** START OF Input material **
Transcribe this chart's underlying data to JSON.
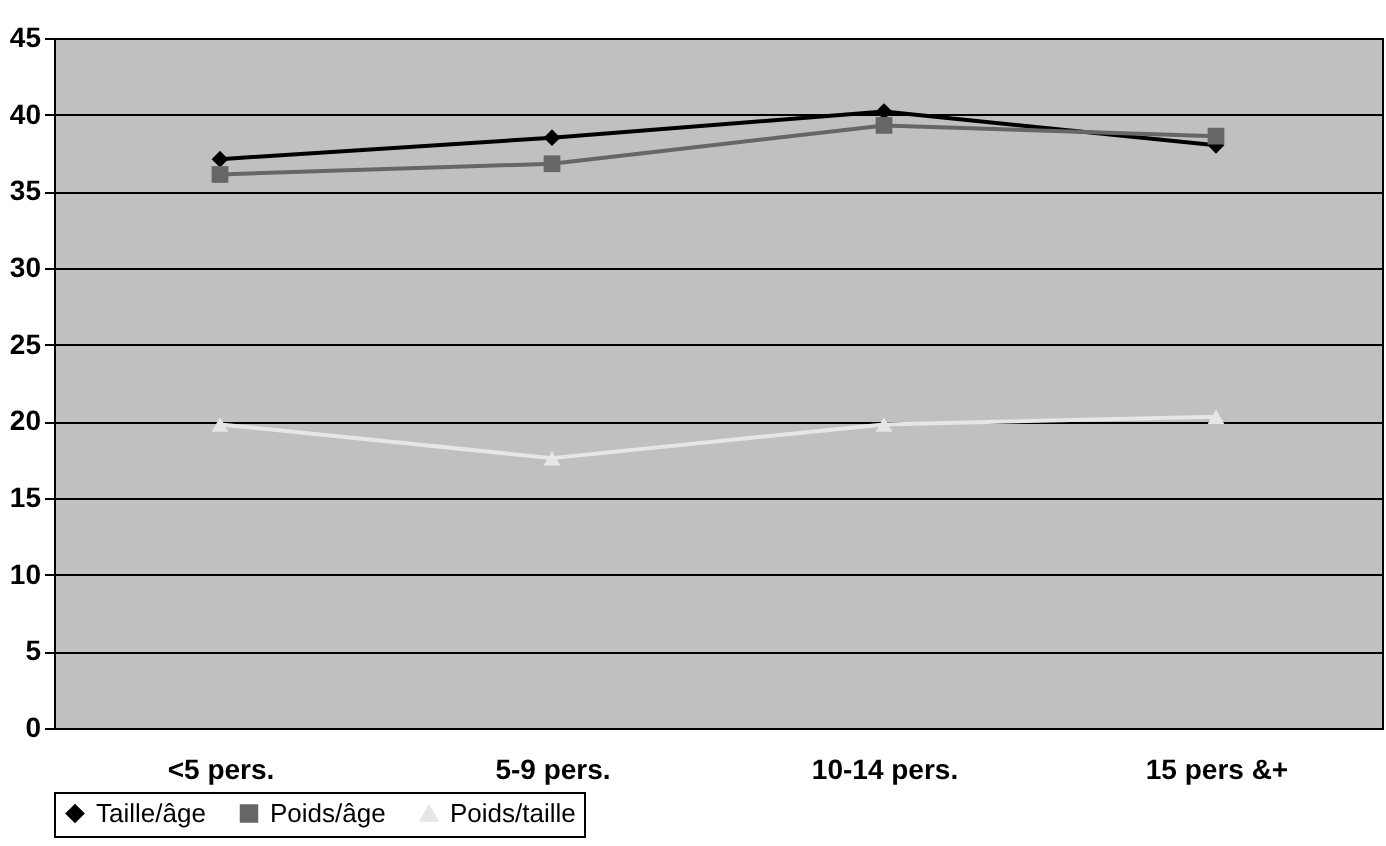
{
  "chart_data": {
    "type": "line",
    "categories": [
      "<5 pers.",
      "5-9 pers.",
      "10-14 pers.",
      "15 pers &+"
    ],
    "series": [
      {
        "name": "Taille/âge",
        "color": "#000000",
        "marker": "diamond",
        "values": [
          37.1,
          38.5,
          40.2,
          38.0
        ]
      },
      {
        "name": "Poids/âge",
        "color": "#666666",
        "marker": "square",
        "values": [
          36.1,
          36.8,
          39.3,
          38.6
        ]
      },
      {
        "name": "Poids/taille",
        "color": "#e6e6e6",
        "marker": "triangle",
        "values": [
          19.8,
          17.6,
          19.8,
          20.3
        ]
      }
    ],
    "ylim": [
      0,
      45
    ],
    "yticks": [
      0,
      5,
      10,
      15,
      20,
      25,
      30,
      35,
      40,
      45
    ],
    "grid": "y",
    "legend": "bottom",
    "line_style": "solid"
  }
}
** END OF Input material **
** START OF Input material **
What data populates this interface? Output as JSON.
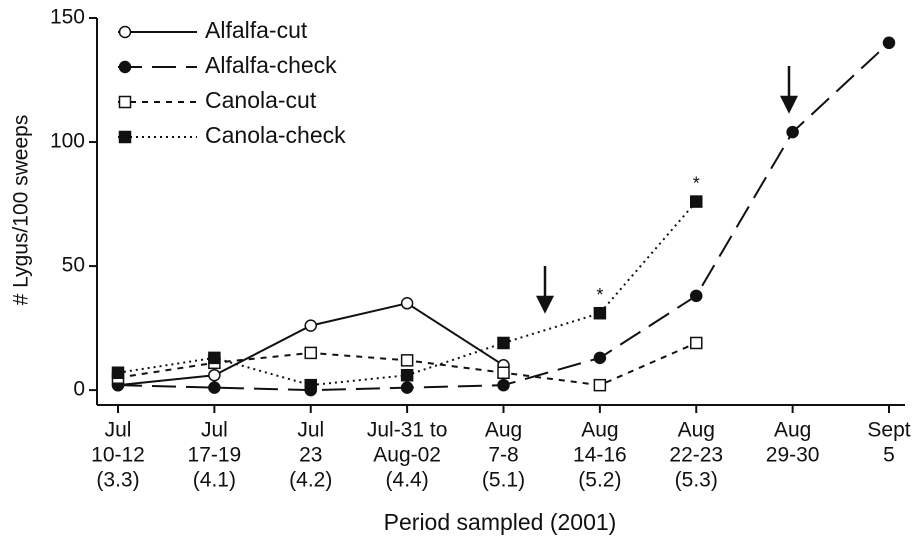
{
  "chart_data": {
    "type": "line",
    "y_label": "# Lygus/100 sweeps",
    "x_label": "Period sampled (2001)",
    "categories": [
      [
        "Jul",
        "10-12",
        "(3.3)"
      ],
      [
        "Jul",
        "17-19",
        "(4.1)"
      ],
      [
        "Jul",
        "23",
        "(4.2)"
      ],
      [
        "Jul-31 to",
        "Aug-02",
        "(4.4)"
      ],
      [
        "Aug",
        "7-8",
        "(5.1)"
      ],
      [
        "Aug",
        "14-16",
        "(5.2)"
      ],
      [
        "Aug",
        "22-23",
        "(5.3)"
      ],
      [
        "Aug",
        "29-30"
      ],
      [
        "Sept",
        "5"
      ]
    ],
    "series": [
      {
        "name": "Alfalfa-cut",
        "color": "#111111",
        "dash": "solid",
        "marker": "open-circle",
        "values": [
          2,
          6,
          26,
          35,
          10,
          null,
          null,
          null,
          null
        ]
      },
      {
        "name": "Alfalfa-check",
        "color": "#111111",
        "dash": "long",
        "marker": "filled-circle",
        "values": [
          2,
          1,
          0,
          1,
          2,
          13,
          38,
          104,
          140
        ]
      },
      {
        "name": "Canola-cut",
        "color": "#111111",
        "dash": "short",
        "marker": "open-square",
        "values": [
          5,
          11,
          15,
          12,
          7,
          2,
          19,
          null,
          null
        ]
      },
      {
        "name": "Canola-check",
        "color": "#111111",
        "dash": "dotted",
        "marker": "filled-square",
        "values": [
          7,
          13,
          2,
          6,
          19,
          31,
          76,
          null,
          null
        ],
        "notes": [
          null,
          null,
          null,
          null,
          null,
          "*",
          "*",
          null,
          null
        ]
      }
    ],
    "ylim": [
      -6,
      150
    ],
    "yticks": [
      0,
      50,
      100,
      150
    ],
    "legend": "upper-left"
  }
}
** END OF Input material **
** START OF Input material **
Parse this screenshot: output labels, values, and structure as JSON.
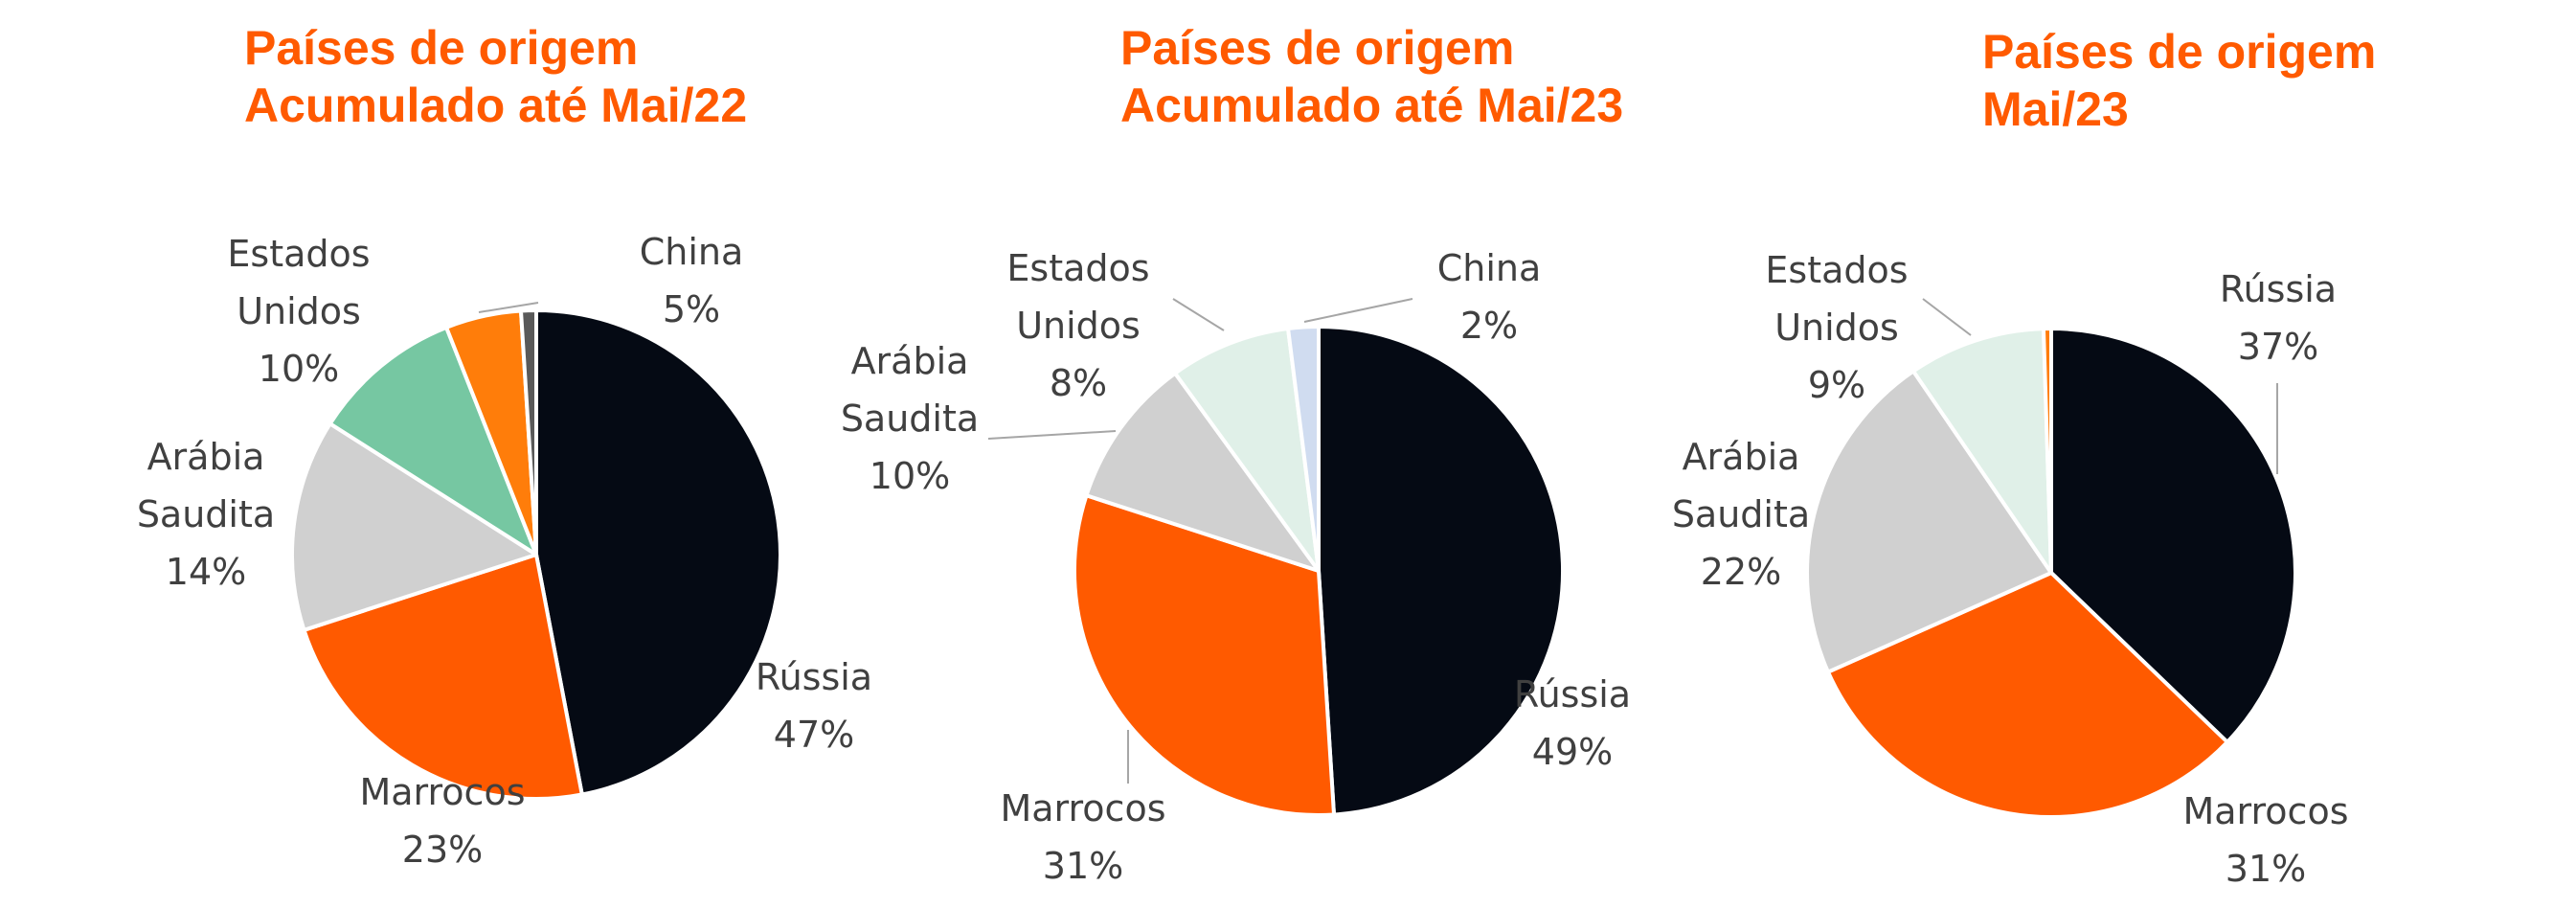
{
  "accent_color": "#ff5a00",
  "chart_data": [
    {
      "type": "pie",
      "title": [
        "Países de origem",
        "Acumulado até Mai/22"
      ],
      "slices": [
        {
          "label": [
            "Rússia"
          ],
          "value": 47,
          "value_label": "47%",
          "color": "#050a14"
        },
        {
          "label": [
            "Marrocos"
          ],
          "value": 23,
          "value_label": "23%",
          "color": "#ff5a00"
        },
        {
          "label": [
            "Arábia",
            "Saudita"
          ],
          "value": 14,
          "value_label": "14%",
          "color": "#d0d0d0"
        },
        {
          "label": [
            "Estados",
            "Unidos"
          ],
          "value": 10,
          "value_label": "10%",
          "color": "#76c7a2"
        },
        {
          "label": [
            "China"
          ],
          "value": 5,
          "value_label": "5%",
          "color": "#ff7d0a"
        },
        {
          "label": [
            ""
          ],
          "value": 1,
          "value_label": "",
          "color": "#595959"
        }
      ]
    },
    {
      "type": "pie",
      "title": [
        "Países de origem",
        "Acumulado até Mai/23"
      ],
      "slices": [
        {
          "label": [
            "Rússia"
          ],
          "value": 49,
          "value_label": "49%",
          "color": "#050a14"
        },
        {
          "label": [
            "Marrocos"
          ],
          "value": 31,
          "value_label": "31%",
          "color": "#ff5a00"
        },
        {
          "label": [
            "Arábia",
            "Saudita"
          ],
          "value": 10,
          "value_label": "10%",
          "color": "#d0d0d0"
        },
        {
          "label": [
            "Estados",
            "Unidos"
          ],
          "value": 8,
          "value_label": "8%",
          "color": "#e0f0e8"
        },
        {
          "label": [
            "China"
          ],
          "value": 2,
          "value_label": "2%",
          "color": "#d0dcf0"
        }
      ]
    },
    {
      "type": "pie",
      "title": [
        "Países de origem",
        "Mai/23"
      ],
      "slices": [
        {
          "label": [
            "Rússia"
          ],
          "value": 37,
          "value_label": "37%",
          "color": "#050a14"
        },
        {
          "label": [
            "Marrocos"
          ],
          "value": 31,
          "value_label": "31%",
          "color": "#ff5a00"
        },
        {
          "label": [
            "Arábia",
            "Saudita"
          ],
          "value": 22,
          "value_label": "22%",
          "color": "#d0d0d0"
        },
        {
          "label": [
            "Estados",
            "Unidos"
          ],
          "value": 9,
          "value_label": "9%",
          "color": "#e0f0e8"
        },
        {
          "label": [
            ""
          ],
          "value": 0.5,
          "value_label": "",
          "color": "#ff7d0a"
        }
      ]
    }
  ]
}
** END OF Input material **
[Work to complete]
Locate all lines in the listing above with the word "name" and copy them.

[Correct response]
        "name": "Taille/âge",
        "name": "Poids/âge",
        "name": "Poids/taille",
        "name": "Alfalfa-cut",
        "name": "Alfalfa-check",
        "name": "Canola-cut",
        "name": "Canola-check",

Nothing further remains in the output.